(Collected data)
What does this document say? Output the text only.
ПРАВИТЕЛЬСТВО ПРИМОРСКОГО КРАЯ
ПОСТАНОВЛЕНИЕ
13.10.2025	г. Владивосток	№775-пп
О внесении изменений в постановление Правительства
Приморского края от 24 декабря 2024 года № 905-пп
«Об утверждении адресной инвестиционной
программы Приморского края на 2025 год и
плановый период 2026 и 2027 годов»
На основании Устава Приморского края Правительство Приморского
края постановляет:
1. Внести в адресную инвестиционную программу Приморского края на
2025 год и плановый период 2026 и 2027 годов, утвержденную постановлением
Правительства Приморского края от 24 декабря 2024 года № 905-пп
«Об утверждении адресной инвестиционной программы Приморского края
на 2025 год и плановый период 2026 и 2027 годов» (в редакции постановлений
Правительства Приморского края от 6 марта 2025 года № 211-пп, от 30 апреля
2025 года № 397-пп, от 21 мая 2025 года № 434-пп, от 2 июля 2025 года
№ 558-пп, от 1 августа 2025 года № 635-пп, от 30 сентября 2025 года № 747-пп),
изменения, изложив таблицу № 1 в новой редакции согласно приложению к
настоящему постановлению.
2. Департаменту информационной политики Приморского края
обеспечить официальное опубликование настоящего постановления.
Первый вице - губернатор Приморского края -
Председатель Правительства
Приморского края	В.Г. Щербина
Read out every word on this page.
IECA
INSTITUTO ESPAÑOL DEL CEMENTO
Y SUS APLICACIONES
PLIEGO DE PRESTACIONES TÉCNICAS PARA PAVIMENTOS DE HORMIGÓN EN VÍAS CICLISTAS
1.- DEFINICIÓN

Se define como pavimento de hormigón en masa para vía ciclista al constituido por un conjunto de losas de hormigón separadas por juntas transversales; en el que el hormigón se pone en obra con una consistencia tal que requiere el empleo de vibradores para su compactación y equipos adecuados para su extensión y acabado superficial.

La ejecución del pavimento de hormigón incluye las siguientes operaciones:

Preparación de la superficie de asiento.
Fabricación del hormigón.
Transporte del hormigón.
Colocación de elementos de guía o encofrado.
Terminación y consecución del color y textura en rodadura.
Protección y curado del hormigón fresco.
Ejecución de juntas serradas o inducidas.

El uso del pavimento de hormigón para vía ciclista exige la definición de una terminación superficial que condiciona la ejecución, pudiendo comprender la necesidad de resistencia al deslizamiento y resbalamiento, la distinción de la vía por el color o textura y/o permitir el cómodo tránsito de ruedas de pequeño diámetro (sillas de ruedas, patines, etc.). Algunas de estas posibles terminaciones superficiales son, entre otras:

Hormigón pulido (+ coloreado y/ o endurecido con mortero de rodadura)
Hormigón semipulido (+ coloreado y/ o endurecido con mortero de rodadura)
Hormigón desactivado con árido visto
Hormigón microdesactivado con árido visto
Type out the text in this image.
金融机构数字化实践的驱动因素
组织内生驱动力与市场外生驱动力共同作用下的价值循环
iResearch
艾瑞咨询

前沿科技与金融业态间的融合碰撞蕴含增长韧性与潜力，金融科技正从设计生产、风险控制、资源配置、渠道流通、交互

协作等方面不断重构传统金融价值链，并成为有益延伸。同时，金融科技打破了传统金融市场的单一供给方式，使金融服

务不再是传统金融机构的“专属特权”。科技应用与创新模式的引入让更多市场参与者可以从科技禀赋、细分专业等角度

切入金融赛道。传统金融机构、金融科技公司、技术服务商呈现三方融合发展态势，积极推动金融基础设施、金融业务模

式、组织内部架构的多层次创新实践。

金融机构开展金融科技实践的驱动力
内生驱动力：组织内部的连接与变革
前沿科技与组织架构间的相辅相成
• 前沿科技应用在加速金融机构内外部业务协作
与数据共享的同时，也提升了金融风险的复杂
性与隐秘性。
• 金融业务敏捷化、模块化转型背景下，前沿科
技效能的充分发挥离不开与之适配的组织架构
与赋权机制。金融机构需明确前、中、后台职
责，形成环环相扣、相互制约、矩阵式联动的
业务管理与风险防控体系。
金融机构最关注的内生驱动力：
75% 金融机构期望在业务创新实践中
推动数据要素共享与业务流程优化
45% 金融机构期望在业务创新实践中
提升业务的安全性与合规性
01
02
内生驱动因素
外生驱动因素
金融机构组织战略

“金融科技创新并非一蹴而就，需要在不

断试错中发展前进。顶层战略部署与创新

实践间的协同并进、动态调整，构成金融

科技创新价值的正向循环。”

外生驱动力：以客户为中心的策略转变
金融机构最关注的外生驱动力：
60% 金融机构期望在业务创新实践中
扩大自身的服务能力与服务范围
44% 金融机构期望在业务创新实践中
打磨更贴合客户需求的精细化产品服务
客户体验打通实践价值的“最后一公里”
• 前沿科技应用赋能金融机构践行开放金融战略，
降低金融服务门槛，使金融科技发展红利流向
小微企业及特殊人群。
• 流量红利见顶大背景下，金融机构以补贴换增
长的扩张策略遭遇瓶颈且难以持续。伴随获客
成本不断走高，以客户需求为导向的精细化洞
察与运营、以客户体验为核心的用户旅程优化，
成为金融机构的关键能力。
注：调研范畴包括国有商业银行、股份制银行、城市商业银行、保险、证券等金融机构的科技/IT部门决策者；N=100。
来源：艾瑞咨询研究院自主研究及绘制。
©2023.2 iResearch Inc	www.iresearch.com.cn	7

◆ **Stated task**: Copy and report every line where the word "плановый" is present.

◆ **The reply**:
плановый период 2026 и 2027 годов»
2025 год и плановый период 2026 и 2027 годов, утвержденную постановлением
на 2025 год и плановый период 2026 и 2027 годов» (в редакции постановлений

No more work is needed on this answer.